Your task is to copy every line of this material exactly.

--- START Given data ---

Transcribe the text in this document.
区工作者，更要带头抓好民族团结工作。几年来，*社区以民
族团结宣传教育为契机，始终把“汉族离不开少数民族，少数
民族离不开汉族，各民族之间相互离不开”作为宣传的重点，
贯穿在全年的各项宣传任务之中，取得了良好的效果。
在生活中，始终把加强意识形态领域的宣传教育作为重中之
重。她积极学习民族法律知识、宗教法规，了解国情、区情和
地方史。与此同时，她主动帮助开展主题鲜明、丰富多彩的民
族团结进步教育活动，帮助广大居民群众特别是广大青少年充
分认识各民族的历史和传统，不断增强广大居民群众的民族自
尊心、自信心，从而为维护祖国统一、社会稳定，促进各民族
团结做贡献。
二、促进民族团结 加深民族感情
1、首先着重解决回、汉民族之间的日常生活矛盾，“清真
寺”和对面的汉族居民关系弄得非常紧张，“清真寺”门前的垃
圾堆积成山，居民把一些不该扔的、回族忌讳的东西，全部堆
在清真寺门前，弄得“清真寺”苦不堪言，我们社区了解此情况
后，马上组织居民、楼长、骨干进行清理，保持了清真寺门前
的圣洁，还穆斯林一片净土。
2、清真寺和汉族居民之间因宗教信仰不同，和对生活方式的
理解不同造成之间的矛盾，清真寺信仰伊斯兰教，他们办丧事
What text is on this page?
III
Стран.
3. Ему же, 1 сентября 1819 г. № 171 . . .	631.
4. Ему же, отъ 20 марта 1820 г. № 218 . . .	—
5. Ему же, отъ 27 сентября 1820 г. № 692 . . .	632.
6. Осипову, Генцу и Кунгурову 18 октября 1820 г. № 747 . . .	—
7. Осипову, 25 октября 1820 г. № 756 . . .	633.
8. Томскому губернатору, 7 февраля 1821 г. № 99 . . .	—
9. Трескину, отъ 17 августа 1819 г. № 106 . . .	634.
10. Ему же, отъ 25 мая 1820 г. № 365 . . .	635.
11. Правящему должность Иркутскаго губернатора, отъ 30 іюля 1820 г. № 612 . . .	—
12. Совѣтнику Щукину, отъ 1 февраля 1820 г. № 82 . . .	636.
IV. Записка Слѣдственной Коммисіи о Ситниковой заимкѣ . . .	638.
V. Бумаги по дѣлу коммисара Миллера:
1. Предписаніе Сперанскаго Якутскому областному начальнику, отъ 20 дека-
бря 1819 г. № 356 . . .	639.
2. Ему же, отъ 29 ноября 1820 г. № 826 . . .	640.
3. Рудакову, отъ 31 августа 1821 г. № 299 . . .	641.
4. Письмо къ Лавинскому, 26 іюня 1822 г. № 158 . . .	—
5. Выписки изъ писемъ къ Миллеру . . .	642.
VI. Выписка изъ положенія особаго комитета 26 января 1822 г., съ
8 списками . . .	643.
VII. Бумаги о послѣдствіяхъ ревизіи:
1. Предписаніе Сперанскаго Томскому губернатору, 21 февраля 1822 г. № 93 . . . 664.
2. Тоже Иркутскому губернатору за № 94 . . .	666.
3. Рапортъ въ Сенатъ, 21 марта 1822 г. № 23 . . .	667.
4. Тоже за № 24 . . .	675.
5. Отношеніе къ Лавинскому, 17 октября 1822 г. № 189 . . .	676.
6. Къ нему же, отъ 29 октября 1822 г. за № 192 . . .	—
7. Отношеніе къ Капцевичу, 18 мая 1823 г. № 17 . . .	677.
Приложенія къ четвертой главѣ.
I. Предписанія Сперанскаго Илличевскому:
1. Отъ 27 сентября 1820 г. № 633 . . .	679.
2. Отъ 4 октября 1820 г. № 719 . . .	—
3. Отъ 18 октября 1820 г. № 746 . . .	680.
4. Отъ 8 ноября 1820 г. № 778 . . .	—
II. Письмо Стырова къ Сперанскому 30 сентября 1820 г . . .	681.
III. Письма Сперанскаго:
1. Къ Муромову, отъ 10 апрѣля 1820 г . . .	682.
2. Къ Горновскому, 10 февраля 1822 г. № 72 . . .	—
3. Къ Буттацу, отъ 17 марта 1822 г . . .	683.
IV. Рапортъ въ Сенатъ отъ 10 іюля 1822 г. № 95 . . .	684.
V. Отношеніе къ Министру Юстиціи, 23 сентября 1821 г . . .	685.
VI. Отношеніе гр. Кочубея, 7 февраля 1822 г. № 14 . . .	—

--- END Given data ---

**Solution for this problem**
Transcribe the text in this document.
区工作者，更要带头抓好民族团结工作。几年来，*社区以民
族团结宣传教育为契机，始终把“汉族离不开少数民族，少数
民族离不开汉族，各民族之间相互离不开”作为宣传的重点，
贯穿在全年的各项宣传任务之中，取得了良好的效果。
在生活中，始终把加强意识形态领域的宣传教育作为重中之
重。她积极学习民族法律知识、宗教法规，了解国情、区情和
地方史。与此同时，她主动帮助开展主题鲜明、丰富多彩的民
族团结进步教育活动，帮助广大居民群众特别是广大青少年充
分认识各民族的历史和传统，不断增强广大居民群众的民族自
尊心、自信心，从而为维护祖国统一、社会稳定，促进各民族
团结做贡献。
二、促进民族团结 加深民族感情
1、首先着重解决回、汉民族之间的日常生活矛盾，“清真
寺”和对面的汉族居民关系弄得非常紧张，“清真寺”门前的垃
圾堆积成山，居民把一些不该扔的、回族忌讳的东西，全部堆
在清真寺门前，弄得“清真寺”苦不堪言，我们社区了解此情况
后，马上组织居民、楼长、骨干进行清理，保持了清真寺门前
的圣洁，还穆斯林一片净土。
2、清真寺和汉族居民之间因宗教信仰不同，和对生活方式的
理解不同造成之间的矛盾，清真寺信仰伊斯兰教，他们办丧事
What text is on this page?
III
Стран.
3. Ему же, 1 сентября 1819 г. № 171 . . .	631.
4. Ему же, отъ 20 марта 1820 г. № 218 . . .	—
5. Ему же, отъ 27 сентября 1820 г. № 692 . . .	632.
6. Осипову, Генцу и Кунгурову 18 октября 1820 г. № 747 . . .	—
7. Осипову, 25 октября 1820 г. № 756 . . .	633.
8. Томскому губернатору, 7 февраля 1821 г. № 99 . . .	—
9. Трескину, отъ 17 августа 1819 г. № 106 . . .	634.
10. Ему же, отъ 25 мая 1820 г. № 365 . . .	635.
11. Правящему должность Иркутскаго губернатора, отъ 30 іюля 1820 г. № 612 . . .	—
12. Совѣтнику Щукину, отъ 1 февраля 1820 г. № 82 . . .	636.
IV. Записка Слѣдственной Коммисіи о Ситниковой заимкѣ . . .	638.
V. Бумаги по дѣлу коммисара Миллера:
1. Предписаніе Сперанскаго Якутскому областному начальнику, отъ 20 дека-
бря 1819 г. № 356 . . .	639.
2. Ему же, отъ 29 ноября 1820 г. № 826 . . .	640.
3. Рудакову, отъ 31 августа 1821 г. № 299 . . .	641.
4. Письмо къ Лавинскому, 26 іюня 1822 г. № 158 . . .	—
5. Выписки изъ писемъ къ Миллеру . . .	642.
VI. Выписка изъ положенія особаго комитета 26 января 1822 г., съ
8 списками . . .	643.
VII. Бумаги о послѣдствіяхъ ревизіи:
1. Предписаніе Сперанскаго Томскому губернатору, 21 февраля 1822 г. № 93 . . . 664.
2. Тоже Иркутскому губернатору за № 94 . . .	666.
3. Рапортъ въ Сенатъ, 21 марта 1822 г. № 23 . . .	667.
4. Тоже за № 24 . . .	675.
5. Отношеніе къ Лавинскому, 17 октября 1822 г. № 189 . . .	676.
6. Къ нему же, отъ 29 октября 1822 г. за № 192 . . .	—
7. Отношеніе къ Капцевичу, 18 мая 1823 г. № 17 . . .	677.
Приложенія къ четвертой главѣ.
I. Предписанія Сперанскаго Илличевскому:
1. Отъ 27 сентября 1820 г. № 633 . . .	679.
2. Отъ 4 октября 1820 г. № 719 . . .	—
3. Отъ 18 октября 1820 г. № 746 . . .	680.
4. Отъ 8 ноября 1820 г. № 778 . . .	—
II. Письмо Стырова къ Сперанскому 30 сентября 1820 г . . .	681.
III. Письма Сперанскаго:
1. Къ Муромову, отъ 10 апрѣля 1820 г . . .	682.
2. Къ Горновскому, 10 февраля 1822 г. № 72 . . .	—
3. Къ Буттацу, отъ 17 марта 1822 г . . .	683.
IV. Рапортъ въ Сенатъ отъ 10 іюля 1822 г. № 95 . . .	684.
V. Отношеніе къ Министру Юстиціи, 23 сентября 1821 г . . .	685.
VI. Отношеніе гр. Кочубея, 7 февраля 1822 г. № 14 . . .	—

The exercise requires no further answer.